Data records:
####
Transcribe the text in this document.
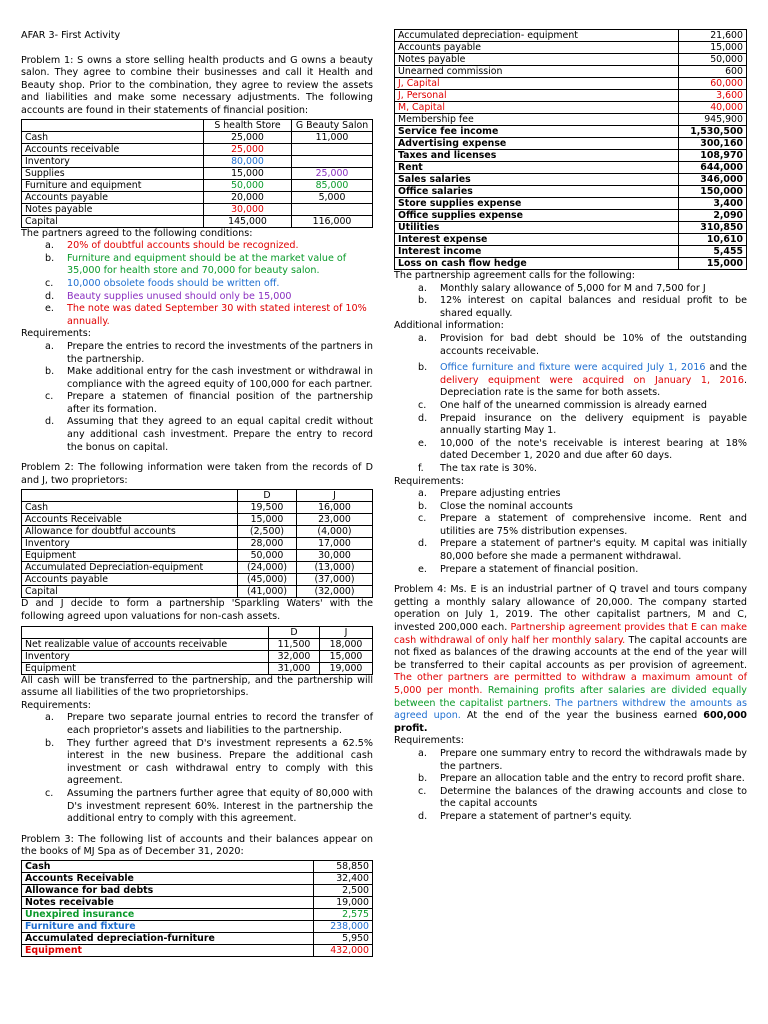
AFAR 3- First Activity

Problem 1: S owns a store selling health products and G owns a beauty salon. They agree to combine their businesses and call it Health and Beauty shop. Prior to the combination, they agree to review the assets and liabilities and make some necessary adjustments. The following accounts are found in their statements of financial position:

	S health Store	G Beauty Salon
Cash	25,000	11,000
Accounts receivable	25,000	
Inventory	80,000	
Supplies	15,000	25,000
Furniture and equipment	50,000	85,000
Accounts payable	20,000	5,000
Notes payable	30,000	
Capital	145,000	116,000

The partners agreed to the following conditions:

a. 20% of doubtful accounts should be recognized.
b. Furniture and equipment should be at the market value of 35,000 for health store and 70,000 for beauty salon.
c. 10,000 obsolete foods should be written off.
d. Beauty supplies unused should only be 15,000
e. The note was dated September 30 with stated interest of 10% annually.

Requirements:

a. Prepare the entries to record the investments of the partners in the partnership.
b. Make additional entry for the cash investment or withdrawal in compliance with the agreed equity of 100,000 for each partner.
c. Prepare a statemen of financial position of the partnership after its formation.
d. Assuming that they agreed to an equal capital credit without any additional cash investment. Prepare the entry to record the bonus on capital.

Problem 2: The following information were taken from the records of D and J, two proprietors:

	D	J
Cash	19,500	16,000
Accounts Receivable	15,000	23,000
Allowance for doubtful accounts	(2,500)	(4,000)
Inventory	28,000	17,000
Equipment	50,000	30,000
Accumulated Depreciation-equipment	(24,000)	(13,000)
Accounts payable	(45,000)	(37,000)
Capital	(41,000)	(32,000)

D and J decide to form a partnership 'Sparkling Waters' with the following agreed upon valuations for non-cash assets.

	D	J
Net realizable value of accounts receivable	11,500	18,000
Inventory	32,000	15,000
Equipment	31,000	19,000

All cash will be transferred to the partnership, and the partnership will assume all liabilities of the two proprietorships.

Requirements:

a. Prepare two separate journal entries to record the transfer of each proprietor's assets and liabilities to the partnership.
b. They further agreed that D's investment represents a 62.5% interest in the new business. Prepare the additional cash investment or cash withdrawal entry to comply with this agreement.
c. Assuming the partners further agree that equity of 80,000 with D's investment represent 60%. Interest in the partnership the additional entry to comply with this agreement.

Problem 3: The following list of accounts and their balances appear on the books of MJ Spa as of December 31, 2020:

Cash	58,850
Accounts Receivable	32,400
Allowance for bad debts	2,500
Notes receivable	19,000
Unexpired insurance	2,575
Furniture and fixture	238,000
Accumulated depreciation-furniture	5,950
Equipment	432,000
Accumulated depreciation- equipment	21,600
Accounts payable	15,000
Notes payable	50,000
Unearned commission	600
J, Capital	60,000
J, Personal	3,600
M, Capital	40,000
Membership fee	945,900
Service fee income	1,530,500
Advertising expense	300,160
Taxes and licenses	108,970
Rent	644,000
Sales salaries	346,000
Office salaries	150,000
Store supplies expense	3,400
Office supplies expense	2,090
Utilities	310,850
Interest expense	10,610
Interest income	5,455
Loss on cash flow hedge	15,000

The partnership agreement calls for the following:

a. Monthly salary allowance of 5,000 for M and 7,500 for J
b. 12% interest on capital balances and residual profit to be shared equally.

Additional information:

a. Provision for bad debt should be 10% of the outstanding accounts receivable.
b. Office furniture and fixture were acquired July 1, 2016 and the delivery equipment were acquired on January 1, 2016. Depreciation rate is the same for both assets.
c. One half of the unearned commission is already earned
d. Prepaid insurance on the delivery equipment is payable annually starting May 1.
e. 10,000 of the note's receivable is interest bearing at 18% dated December 1, 2020 and due after 60 days.
f. The tax rate is 30%.

Requirements:

a. Prepare adjusting entries
b. Close the nominal accounts
c. Prepare a statement of comprehensive income. Rent and utilities are 75% distribution expenses.
d. Prepare a statement of partner's equity. M capital was initially 80,000 before she made a permanent withdrawal.
e. Prepare a statement of financial position.

Problem 4: Ms. E is an industrial partner of Q travel and tours company getting a monthly salary allowance of 20,000. The company started operation on July 1, 2019. The other capitalist partners, M and C, invested 200,000 each. Partnership agreement provides that E can make cash withdrawal of only half her monthly salary. The capital accounts are not fixed as balances of the drawing accounts at the end of the year will be transferred to their capital accounts as per provision of agreement. The other partners are permitted to withdraw a maximum amount of 5,000 per month. Remaining profits after salaries are divided equally between the capitalist partners. The partners withdrew the amounts as agreed upon. At the end of the year the business earned 600,000 profit.

Requirements:

a. Prepare one summary entry to record the withdrawals made by the partners.
b. Prepare an allocation table and the entry to record profit share.
c. Determine the balances of the drawing accounts and close to the capital accounts
d. Prepare a statement of partner's equity.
####
Retype the data above exactly; pictures are not part of the copy.

Transcribe the text in this document.
AFAR 3- First Activity

Problem 1: S owns a store selling health products and G owns a beauty salon. They agree to combine their businesses and call it Health and Beauty shop. Prior to the combination, they agree to review the assets and liabilities and make some necessary adjustments. The following accounts are found in their statements of financial position:

	S health Store	G Beauty Salon
Cash	25,000	11,000
Accounts receivable	25,000	
Inventory	80,000	
Supplies	15,000	25,000
Furniture and equipment	50,000	85,000
Accounts payable	20,000	5,000
Notes payable	30,000	
Capital	145,000	116,000

The partners agreed to the following conditions:

a. 20% of doubtful accounts should be recognized.
b. Furniture and equipment should be at the market value of 35,000 for health store and 70,000 for beauty salon.
c. 10,000 obsolete foods should be written off.
d. Beauty supplies unused should only be 15,000
e. The note was dated September 30 with stated interest of 10% annually.

Requirements:

a. Prepare the entries to record the investments of the partners in the partnership.
b. Make additional entry for the cash investment or withdrawal in compliance with the agreed equity of 100,000 for each partner.
c. Prepare a statemen of financial position of the partnership after its formation.
d. Assuming that they agreed to an equal capital credit without any additional cash investment. Prepare the entry to record the bonus on capital.

Problem 2: The following information were taken from the records of D and J, two proprietors:

	D	J
Cash	19,500	16,000
Accounts Receivable	15,000	23,000
Allowance for doubtful accounts	(2,500)	(4,000)
Inventory	28,000	17,000
Equipment	50,000	30,000
Accumulated Depreciation-equipment	(24,000)	(13,000)
Accounts payable	(45,000)	(37,000)
Capital	(41,000)	(32,000)

D and J decide to form a partnership 'Sparkling Waters' with the following agreed upon valuations for non-cash assets.

	D	J
Net realizable value of accounts receivable	11,500	18,000
Inventory	32,000	15,000
Equipment	31,000	19,000

All cash will be transferred to the partnership, and the partnership will assume all liabilities of the two proprietorships.

Requirements:

a. Prepare two separate journal entries to record the transfer of each proprietor's assets and liabilities to the partnership.
b. They further agreed that D's investment represents a 62.5% interest in the new business. Prepare the additional cash investment or cash withdrawal entry to comply with this agreement.
c. Assuming the partners further agree that equity of 80,000 with D's investment represent 60%. Interest in the partnership the additional entry to comply with this agreement.

Problem 3: The following list of accounts and their balances appear on the books of MJ Spa as of December 31, 2020:

Cash	58,850
Accounts Receivable	32,400
Allowance for bad debts	2,500
Notes receivable	19,000
Unexpired insurance	2,575
Furniture and fixture	238,000
Accumulated depreciation-furniture	5,950
Equipment	432,000
Accumulated depreciation- equipment	21,600
Accounts payable	15,000
Notes payable	50,000
Unearned commission	600
J, Capital	60,000
J, Personal	3,600
M, Capital	40,000
Membership fee	945,900
Service fee income	1,530,500
Advertising expense	300,160
Taxes and licenses	108,970
Rent	644,000
Sales salaries	346,000
Office salaries	150,000
Store supplies expense	3,400
Office supplies expense	2,090
Utilities	310,850
Interest expense	10,610
Interest income	5,455
Loss on cash flow hedge	15,000

The partnership agreement calls for the following:

a. Monthly salary allowance of 5,000 for M and 7,500 for J
b. 12% interest on capital balances and residual profit to be shared equally.

Additional information:

a. Provision for bad debt should be 10% of the outstanding accounts receivable.
b. Office furniture and fixture were acquired July 1, 2016 and the delivery equipment were acquired on January 1, 2016. Depreciation rate is the same for both assets.
c. One half of the unearned commission is already earned
d. Prepaid insurance on the delivery equipment is payable annually starting May 1.
e. 10,000 of the note's receivable is interest bearing at 18% dated December 1, 2020 and due after 60 days.
f. The tax rate is 30%.

Requirements:

a. Prepare adjusting entries
b. Close the nominal accounts
c. Prepare a statement of comprehensive income. Rent and utilities are 75% distribution expenses.
d. Prepare a statement of partner's equity. M capital was initially 80,000 before she made a permanent withdrawal.
e. Prepare a statement of financial position.

Problem 4: Ms. E is an industrial partner of Q travel and tours company getting a monthly salary allowance of 20,000. The company started operation on July 1, 2019. The other capitalist partners, M and C, invested 200,000 each. Partnership agreement provides that E can make cash withdrawal of only half her monthly salary. The capital accounts are not fixed as balances of the drawing accounts at the end of the year will be transferred to their capital accounts as per provision of agreement. The other partners are permitted to withdraw a maximum amount of 5,000 per month. Remaining profits after salaries are divided equally between the capitalist partners. The partners withdrew the amounts as agreed upon. At the end of the year the business earned 600,000 profit.

Requirements:

a. Prepare one summary entry to record the withdrawals made by the partners.
b. Prepare an allocation table and the entry to record profit share.
c. Determine the balances of the drawing accounts and close to the capital accounts
d. Prepare a statement of partner's equity.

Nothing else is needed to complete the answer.